**Set problem**
Gather each line containing the string "name" from these entries.

**Raw data**
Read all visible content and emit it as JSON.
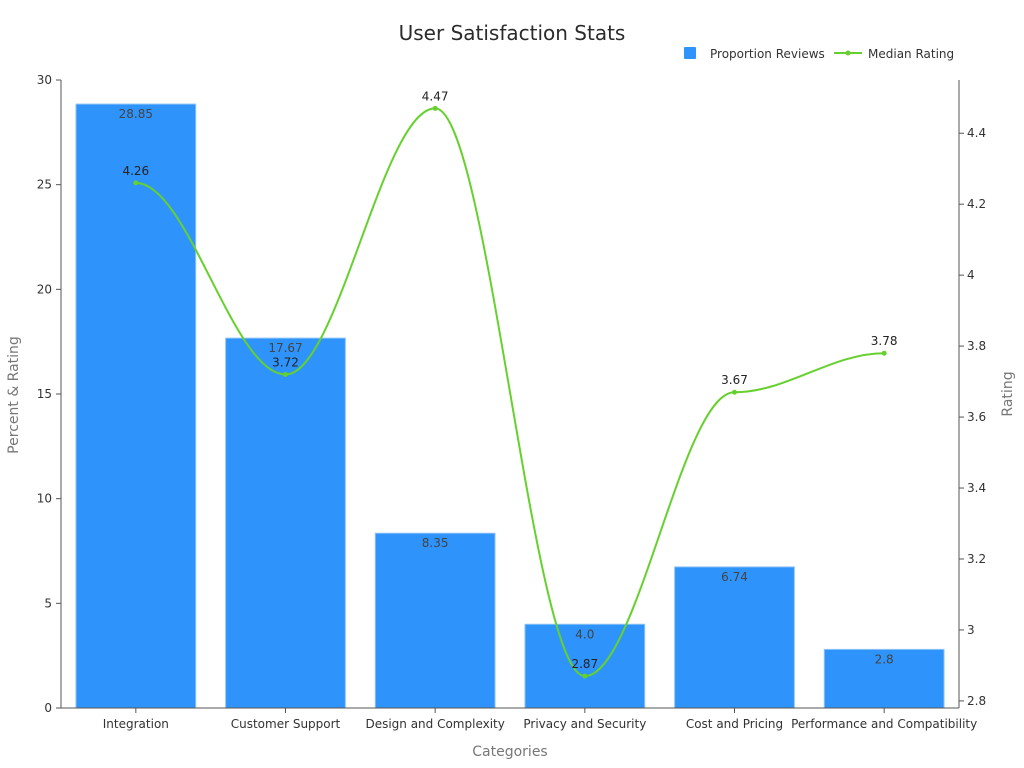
{
  "chart_data": {
    "type": "bar",
    "title": "User Satisfaction Stats",
    "xlabel": "Categories",
    "ylabel": "Percent & Rating",
    "y2label": "Rating",
    "categories": [
      "Integration",
      "Customer Support",
      "Design and Complexity",
      "Privacy and Security",
      "Cost and Pricing",
      "Performance and Compatibility"
    ],
    "ylim": [
      0,
      30
    ],
    "y2lim": [
      2.78,
      4.55
    ],
    "yticks": [
      0,
      5,
      10,
      15,
      20,
      25,
      30
    ],
    "y2ticks": [
      2.8,
      3,
      3.2,
      3.4,
      3.6,
      3.8,
      4,
      4.2,
      4.4
    ],
    "y2tick_labels": [
      "2.8",
      "3",
      "3.2",
      "3.4",
      "3.6",
      "3.8",
      "4",
      "4.2",
      "4.4"
    ],
    "legend_position": "top-right",
    "grid": false,
    "series": [
      {
        "name": "Proportion Reviews",
        "kind": "bar",
        "axis": "left",
        "color": "#2e93fa",
        "values": [
          28.85,
          17.67,
          8.35,
          4.0,
          6.74,
          2.8
        ],
        "labels": [
          "28.85",
          "17.67",
          "8.35",
          "4.0",
          "6.74",
          "2.8"
        ]
      },
      {
        "name": "Median Rating",
        "kind": "line",
        "axis": "right",
        "color": "#66d12e",
        "values": [
          4.26,
          3.72,
          4.47,
          2.87,
          3.67,
          3.78
        ],
        "labels": [
          "4.26",
          "3.72",
          "4.47",
          "2.87",
          "3.67",
          "3.78"
        ]
      }
    ]
  }
}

**The output**
        "name": "Proportion Reviews",
        "name": "Median Rating",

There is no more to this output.